▶ [EXERCISE INSTRUCTIONS]
What is the count of lines that hold the word "color"? Give only the number.

▶ [MATERIAL SHOWN]
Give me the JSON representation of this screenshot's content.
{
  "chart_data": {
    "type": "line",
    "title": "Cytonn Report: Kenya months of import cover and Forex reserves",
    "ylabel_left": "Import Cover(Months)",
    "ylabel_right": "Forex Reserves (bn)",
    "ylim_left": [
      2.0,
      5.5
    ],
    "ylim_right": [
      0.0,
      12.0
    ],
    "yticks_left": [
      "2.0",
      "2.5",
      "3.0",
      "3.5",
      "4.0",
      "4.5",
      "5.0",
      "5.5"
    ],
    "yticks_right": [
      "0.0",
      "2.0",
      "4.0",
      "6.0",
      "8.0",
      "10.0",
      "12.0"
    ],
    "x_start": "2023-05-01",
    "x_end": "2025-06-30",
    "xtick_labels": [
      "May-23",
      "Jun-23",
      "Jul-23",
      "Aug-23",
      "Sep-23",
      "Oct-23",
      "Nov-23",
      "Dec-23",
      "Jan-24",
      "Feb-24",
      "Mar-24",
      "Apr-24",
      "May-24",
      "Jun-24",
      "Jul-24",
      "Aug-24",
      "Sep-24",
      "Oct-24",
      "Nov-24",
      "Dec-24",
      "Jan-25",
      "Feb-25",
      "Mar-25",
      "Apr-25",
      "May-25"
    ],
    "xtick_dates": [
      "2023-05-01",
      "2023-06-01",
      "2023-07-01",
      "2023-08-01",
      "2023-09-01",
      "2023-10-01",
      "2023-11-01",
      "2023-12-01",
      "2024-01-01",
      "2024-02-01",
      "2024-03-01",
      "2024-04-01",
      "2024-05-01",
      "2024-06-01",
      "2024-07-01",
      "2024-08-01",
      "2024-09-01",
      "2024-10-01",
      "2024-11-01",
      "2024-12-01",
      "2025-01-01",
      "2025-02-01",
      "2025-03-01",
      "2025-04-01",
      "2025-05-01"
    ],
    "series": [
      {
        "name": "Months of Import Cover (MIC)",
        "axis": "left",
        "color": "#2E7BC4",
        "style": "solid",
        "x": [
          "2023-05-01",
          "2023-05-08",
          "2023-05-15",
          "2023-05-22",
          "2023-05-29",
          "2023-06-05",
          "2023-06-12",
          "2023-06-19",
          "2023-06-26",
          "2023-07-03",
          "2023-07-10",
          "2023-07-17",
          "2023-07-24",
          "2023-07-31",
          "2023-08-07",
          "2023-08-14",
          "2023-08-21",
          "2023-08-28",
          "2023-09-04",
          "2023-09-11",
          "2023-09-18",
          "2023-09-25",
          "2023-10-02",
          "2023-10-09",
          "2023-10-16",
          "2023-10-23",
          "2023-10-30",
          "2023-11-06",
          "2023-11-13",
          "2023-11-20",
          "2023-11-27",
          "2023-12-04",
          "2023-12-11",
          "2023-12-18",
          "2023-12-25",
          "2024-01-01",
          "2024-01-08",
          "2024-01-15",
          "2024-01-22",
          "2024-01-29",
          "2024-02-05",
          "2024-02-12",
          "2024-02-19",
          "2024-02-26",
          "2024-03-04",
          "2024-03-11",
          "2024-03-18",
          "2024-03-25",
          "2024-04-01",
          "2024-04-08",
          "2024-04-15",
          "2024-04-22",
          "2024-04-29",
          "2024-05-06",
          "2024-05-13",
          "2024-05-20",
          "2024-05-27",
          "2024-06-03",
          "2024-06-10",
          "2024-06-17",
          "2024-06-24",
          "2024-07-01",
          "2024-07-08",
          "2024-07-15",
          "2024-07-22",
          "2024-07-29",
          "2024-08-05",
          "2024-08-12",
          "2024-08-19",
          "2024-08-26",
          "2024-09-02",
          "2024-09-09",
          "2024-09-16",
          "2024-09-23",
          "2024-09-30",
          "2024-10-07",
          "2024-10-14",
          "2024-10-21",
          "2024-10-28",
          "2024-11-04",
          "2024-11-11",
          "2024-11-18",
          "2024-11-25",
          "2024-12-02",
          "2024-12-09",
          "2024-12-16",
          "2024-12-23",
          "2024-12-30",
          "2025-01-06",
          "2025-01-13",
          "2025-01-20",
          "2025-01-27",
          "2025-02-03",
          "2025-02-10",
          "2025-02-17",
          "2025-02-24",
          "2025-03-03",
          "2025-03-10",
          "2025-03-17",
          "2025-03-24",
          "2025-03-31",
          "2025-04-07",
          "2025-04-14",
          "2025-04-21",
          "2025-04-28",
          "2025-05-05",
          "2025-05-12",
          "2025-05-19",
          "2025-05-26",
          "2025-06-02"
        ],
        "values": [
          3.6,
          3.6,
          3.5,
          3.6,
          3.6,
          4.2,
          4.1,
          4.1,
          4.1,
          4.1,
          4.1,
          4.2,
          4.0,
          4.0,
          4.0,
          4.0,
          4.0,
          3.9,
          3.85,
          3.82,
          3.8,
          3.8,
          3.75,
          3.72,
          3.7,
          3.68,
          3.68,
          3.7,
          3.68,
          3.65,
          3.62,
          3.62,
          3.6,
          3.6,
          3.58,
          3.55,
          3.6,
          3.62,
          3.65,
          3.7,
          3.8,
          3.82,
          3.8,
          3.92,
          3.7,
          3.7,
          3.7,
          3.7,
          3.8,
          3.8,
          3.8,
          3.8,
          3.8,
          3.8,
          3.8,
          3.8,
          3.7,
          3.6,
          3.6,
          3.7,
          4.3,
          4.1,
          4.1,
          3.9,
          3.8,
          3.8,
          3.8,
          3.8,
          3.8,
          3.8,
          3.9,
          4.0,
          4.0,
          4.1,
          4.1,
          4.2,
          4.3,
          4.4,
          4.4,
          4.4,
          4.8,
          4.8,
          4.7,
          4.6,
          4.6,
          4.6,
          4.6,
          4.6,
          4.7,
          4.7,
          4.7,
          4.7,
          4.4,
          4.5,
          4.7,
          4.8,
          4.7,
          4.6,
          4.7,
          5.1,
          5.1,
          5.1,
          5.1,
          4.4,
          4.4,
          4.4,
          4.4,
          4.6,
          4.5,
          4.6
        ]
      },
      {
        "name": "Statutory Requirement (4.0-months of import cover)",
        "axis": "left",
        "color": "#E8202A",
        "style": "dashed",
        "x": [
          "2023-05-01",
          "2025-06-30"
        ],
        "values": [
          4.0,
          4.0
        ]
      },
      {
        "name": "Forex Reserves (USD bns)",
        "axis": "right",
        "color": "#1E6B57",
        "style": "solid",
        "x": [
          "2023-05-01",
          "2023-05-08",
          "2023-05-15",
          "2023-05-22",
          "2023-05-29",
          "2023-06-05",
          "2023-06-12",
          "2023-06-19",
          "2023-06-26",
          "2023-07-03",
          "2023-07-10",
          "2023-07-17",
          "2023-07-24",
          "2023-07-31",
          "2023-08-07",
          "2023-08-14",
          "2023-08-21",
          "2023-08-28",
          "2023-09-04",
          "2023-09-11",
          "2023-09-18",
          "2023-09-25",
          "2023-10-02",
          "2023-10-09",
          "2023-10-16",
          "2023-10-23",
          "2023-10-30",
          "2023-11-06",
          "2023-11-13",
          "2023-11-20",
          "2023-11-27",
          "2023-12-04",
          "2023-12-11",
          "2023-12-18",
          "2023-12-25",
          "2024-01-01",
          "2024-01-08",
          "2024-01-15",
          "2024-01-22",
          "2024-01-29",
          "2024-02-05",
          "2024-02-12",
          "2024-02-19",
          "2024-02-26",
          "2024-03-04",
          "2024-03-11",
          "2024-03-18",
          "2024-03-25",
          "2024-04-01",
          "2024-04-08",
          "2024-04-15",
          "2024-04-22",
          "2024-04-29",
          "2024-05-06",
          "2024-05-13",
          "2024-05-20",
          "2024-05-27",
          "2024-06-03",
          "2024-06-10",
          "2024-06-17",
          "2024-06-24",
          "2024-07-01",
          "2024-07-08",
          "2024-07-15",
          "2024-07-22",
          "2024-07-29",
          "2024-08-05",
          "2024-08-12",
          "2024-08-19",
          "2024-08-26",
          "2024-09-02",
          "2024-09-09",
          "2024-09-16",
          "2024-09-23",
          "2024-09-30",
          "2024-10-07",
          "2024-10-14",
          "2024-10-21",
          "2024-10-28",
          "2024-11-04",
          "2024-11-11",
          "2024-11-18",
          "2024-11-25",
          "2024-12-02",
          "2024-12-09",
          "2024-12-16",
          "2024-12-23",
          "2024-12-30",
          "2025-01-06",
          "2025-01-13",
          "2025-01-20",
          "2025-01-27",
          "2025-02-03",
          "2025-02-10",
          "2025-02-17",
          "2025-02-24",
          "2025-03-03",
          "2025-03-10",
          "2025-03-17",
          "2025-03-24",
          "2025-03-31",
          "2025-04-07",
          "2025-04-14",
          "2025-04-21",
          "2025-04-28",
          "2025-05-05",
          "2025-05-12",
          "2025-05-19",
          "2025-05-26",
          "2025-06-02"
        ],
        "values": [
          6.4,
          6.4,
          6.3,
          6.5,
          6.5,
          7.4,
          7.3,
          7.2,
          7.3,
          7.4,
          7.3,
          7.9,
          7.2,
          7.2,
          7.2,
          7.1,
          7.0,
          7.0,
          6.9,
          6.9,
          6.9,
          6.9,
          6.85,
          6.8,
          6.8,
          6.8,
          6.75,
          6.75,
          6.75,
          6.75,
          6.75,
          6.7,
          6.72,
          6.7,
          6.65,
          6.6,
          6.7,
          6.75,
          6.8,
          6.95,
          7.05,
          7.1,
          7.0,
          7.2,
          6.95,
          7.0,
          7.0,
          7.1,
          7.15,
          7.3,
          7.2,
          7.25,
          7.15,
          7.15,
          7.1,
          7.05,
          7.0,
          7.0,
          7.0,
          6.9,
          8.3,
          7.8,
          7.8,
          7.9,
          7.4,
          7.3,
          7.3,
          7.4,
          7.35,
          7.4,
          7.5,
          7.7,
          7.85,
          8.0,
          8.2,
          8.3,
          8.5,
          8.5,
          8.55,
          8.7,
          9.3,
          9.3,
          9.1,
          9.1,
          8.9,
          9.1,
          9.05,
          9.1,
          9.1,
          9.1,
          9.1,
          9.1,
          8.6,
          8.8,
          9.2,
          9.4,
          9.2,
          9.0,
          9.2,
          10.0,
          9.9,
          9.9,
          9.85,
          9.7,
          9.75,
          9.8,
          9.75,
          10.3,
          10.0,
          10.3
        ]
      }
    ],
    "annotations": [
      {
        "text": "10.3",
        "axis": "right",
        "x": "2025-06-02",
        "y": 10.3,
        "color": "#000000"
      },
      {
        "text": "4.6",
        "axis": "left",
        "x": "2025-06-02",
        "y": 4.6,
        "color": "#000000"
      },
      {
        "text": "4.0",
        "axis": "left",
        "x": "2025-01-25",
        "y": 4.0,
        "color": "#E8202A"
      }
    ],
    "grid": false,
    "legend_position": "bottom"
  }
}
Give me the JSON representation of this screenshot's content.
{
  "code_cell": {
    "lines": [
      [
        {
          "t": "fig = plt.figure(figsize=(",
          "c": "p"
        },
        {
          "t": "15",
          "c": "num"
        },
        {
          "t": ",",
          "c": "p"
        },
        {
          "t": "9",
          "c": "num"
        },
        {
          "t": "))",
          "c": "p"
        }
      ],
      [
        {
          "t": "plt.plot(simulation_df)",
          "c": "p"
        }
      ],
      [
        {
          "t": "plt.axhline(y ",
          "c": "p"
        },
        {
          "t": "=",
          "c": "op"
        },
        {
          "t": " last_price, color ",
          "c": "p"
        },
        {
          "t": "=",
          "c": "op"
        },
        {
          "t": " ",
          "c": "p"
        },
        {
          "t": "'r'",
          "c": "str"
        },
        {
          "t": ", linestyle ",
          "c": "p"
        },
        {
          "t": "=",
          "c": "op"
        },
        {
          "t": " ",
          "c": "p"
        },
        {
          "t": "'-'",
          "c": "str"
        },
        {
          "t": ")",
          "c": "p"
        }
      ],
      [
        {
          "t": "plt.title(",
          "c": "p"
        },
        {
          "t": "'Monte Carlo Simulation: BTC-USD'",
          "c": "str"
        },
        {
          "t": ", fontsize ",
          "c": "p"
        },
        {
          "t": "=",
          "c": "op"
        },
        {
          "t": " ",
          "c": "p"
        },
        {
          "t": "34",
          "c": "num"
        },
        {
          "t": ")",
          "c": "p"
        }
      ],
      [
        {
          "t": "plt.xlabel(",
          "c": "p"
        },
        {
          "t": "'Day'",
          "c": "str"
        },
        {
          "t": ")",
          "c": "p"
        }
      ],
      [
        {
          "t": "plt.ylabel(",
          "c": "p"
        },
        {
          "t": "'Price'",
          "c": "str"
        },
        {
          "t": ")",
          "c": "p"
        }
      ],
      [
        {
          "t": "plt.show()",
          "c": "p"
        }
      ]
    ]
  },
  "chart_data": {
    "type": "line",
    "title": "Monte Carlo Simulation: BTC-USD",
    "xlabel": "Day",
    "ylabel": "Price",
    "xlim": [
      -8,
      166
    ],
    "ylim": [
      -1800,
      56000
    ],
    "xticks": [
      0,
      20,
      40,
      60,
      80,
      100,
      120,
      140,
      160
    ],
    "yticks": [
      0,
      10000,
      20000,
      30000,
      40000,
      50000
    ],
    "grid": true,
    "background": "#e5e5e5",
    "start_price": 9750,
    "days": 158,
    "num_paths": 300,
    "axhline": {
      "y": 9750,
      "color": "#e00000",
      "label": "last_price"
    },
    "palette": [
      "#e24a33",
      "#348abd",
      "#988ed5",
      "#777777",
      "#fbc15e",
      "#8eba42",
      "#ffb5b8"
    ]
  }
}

▶ [ANSWER]
8